[Figure record listings]
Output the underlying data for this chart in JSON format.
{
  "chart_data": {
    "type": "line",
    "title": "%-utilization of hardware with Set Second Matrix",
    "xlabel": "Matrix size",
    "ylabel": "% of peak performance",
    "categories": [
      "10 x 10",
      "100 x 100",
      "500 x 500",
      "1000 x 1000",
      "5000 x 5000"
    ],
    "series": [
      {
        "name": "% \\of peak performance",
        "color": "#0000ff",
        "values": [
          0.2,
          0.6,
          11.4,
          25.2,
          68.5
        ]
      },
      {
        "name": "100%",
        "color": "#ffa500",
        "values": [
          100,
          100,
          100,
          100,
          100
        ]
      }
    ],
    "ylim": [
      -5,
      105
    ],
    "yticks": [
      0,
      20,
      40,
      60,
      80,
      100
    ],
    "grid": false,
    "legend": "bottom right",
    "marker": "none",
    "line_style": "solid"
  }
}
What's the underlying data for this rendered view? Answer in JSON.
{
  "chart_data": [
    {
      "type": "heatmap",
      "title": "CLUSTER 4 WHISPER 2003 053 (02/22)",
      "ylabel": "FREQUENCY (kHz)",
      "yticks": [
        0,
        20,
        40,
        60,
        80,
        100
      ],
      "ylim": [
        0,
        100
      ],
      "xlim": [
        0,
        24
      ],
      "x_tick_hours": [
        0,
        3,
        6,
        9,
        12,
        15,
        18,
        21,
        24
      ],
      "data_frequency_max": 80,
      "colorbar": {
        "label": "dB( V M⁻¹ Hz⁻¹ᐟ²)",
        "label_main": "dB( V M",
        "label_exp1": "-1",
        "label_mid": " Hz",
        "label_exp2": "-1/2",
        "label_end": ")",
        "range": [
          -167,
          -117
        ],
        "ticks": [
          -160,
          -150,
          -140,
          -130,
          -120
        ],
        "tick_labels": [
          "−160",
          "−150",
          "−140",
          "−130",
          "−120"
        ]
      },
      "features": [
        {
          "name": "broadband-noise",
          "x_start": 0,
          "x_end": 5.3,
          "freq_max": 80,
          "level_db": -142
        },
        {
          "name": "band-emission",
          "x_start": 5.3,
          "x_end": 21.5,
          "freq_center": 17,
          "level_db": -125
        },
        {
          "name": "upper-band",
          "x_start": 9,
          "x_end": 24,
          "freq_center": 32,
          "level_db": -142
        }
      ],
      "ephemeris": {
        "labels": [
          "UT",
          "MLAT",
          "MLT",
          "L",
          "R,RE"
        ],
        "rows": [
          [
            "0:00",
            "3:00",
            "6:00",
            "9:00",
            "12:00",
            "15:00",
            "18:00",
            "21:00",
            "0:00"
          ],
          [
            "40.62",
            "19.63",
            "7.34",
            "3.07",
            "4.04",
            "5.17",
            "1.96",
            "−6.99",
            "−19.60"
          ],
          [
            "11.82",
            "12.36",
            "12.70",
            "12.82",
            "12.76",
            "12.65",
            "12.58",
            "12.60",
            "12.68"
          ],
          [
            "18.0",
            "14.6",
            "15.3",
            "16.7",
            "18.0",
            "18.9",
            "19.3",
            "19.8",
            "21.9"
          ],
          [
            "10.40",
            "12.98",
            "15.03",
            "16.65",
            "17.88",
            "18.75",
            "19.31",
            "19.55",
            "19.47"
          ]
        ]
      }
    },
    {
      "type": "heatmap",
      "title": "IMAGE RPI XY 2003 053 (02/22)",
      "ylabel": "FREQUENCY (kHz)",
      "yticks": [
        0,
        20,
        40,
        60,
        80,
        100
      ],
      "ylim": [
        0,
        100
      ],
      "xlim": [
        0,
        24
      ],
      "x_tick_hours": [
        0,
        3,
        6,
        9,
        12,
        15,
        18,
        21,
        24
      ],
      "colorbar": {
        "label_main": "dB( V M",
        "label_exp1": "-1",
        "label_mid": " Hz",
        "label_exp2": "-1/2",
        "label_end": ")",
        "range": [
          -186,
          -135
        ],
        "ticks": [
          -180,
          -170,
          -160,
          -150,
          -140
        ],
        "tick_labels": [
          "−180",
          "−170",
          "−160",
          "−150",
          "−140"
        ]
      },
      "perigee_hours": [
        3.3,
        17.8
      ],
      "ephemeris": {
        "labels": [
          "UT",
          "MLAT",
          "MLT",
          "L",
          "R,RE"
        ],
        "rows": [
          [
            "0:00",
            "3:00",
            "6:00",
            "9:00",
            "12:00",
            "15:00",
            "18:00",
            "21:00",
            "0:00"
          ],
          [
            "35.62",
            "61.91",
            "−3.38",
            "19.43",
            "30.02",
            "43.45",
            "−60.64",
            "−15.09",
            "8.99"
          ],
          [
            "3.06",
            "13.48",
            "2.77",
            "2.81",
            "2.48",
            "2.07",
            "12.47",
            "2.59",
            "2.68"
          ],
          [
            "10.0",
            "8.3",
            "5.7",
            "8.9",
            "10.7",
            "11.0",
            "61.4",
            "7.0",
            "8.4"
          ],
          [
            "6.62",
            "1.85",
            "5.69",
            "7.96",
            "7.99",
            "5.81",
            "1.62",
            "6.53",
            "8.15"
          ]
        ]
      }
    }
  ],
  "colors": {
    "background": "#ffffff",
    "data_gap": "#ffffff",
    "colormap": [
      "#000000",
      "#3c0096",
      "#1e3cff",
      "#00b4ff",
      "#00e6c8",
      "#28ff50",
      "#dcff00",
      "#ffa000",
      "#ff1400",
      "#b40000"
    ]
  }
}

▸ Stated goal
Copy every record exactly, with nothing added or dropped.

▸ Task solution
Output the underlying data for this chart in JSON format.
{
  "chart_data": {
    "type": "line",
    "title": "%-utilization of hardware with Set Second Matrix",
    "xlabel": "Matrix size",
    "ylabel": "% of peak performance",
    "categories": [
      "10 x 10",
      "100 x 100",
      "500 x 500",
      "1000 x 1000",
      "5000 x 5000"
    ],
    "series": [
      {
        "name": "% \\of peak performance",
        "color": "#0000ff",
        "values": [
          0.2,
          0.6,
          11.4,
          25.2,
          68.5
        ]
      },
      {
        "name": "100%",
        "color": "#ffa500",
        "values": [
          100,
          100,
          100,
          100,
          100
        ]
      }
    ],
    "ylim": [
      -5,
      105
    ],
    "yticks": [
      0,
      20,
      40,
      60,
      80,
      100
    ],
    "grid": false,
    "legend": "bottom right",
    "marker": "none",
    "line_style": "solid"
  }
}
What's the underlying data for this rendered view? Answer in JSON.
{
  "chart_data": [
    {
      "type": "heatmap",
      "title": "CLUSTER 4 WHISPER 2003 053 (02/22)",
      "ylabel": "FREQUENCY (kHz)",
      "yticks": [
        0,
        20,
        40,
        60,
        80,
        100
      ],
      "ylim": [
        0,
        100
      ],
      "xlim": [
        0,
        24
      ],
      "x_tick_hours": [
        0,
        3,
        6,
        9,
        12,
        15,
        18,
        21,
        24
      ],
      "data_frequency_max": 80,
      "colorbar": {
        "label": "dB( V M⁻¹ Hz⁻¹ᐟ²)",
        "label_main": "dB( V M",
        "label_exp1": "-1",
        "label_mid": " Hz",
        "label_exp2": "-1/2",
        "label_end": ")",
        "range": [
          -167,
          -117
        ],
        "ticks": [
          -160,
          -150,
          -140,
          -130,
          -120
        ],
        "tick_labels": [
          "−160",
          "−150",
          "−140",
          "−130",
          "−120"
        ]
      },
      "features": [
        {
          "name": "broadband-noise",
          "x_start": 0,
          "x_end": 5.3,
          "freq_max": 80,
          "level_db": -142
        },
        {
          "name": "band-emission",
          "x_start": 5.3,
          "x_end": 21.5,
          "freq_center": 17,
          "level_db": -125
        },
        {
          "name": "upper-band",
          "x_start": 9,
          "x_end": 24,
          "freq_center": 32,
          "level_db": -142
        }
      ],
      "ephemeris": {
        "labels": [
          "UT",
          "MLAT",
          "MLT",
          "L",
          "R,RE"
        ],
        "rows": [
          [
            "0:00",
            "3:00",
            "6:00",
            "9:00",
            "12:00",
            "15:00",
            "18:00",
            "21:00",
            "0:00"
          ],
          [
            "40.62",
            "19.63",
            "7.34",
            "3.07",
            "4.04",
            "5.17",
            "1.96",
            "−6.99",
            "−19.60"
          ],
          [
            "11.82",
            "12.36",
            "12.70",
            "12.82",
            "12.76",
            "12.65",
            "12.58",
            "12.60",
            "12.68"
          ],
          [
            "18.0",
            "14.6",
            "15.3",
            "16.7",
            "18.0",
            "18.9",
            "19.3",
            "19.8",
            "21.9"
          ],
          [
            "10.40",
            "12.98",
            "15.03",
            "16.65",
            "17.88",
            "18.75",
            "19.31",
            "19.55",
            "19.47"
          ]
        ]
      }
    },
    {
      "type": "heatmap",
      "title": "IMAGE RPI XY 2003 053 (02/22)",
      "ylabel": "FREQUENCY (kHz)",
      "yticks": [
        0,
        20,
        40,
        60,
        80,
        100
      ],
      "ylim": [
        0,
        100
      ],
      "xlim": [
        0,
        24
      ],
      "x_tick_hours": [
        0,
        3,
        6,
        9,
        12,
        15,
        18,
        21,
        24
      ],
      "colorbar": {
        "label_main": "dB( V M",
        "label_exp1": "-1",
        "label_mid": " Hz",
        "label_exp2": "-1/2",
        "label_end": ")",
        "range": [
          -186,
          -135
        ],
        "ticks": [
          -180,
          -170,
          -160,
          -150,
          -140
        ],
        "tick_labels": [
          "−180",
          "−170",
          "−160",
          "−150",
          "−140"
        ]
      },
      "perigee_hours": [
        3.3,
        17.8
      ],
      "ephemeris": {
        "labels": [
          "UT",
          "MLAT",
          "MLT",
          "L",
          "R,RE"
        ],
        "rows": [
          [
            "0:00",
            "3:00",
            "6:00",
            "9:00",
            "12:00",
            "15:00",
            "18:00",
            "21:00",
            "0:00"
          ],
          [
            "35.62",
            "61.91",
            "−3.38",
            "19.43",
            "30.02",
            "43.45",
            "−60.64",
            "−15.09",
            "8.99"
          ],
          [
            "3.06",
            "13.48",
            "2.77",
            "2.81",
            "2.48",
            "2.07",
            "12.47",
            "2.59",
            "2.68"
          ],
          [
            "10.0",
            "8.3",
            "5.7",
            "8.9",
            "10.7",
            "11.0",
            "61.4",
            "7.0",
            "8.4"
          ],
          [
            "6.62",
            "1.85",
            "5.69",
            "7.96",
            "7.99",
            "5.81",
            "1.62",
            "6.53",
            "8.15"
          ]
        ]
      }
    }
  ],
  "colors": {
    "background": "#ffffff",
    "data_gap": "#ffffff",
    "colormap": [
      "#000000",
      "#3c0096",
      "#1e3cff",
      "#00b4ff",
      "#00e6c8",
      "#28ff50",
      "#dcff00",
      "#ffa000",
      "#ff1400",
      "#b40000"
    ]
  }
}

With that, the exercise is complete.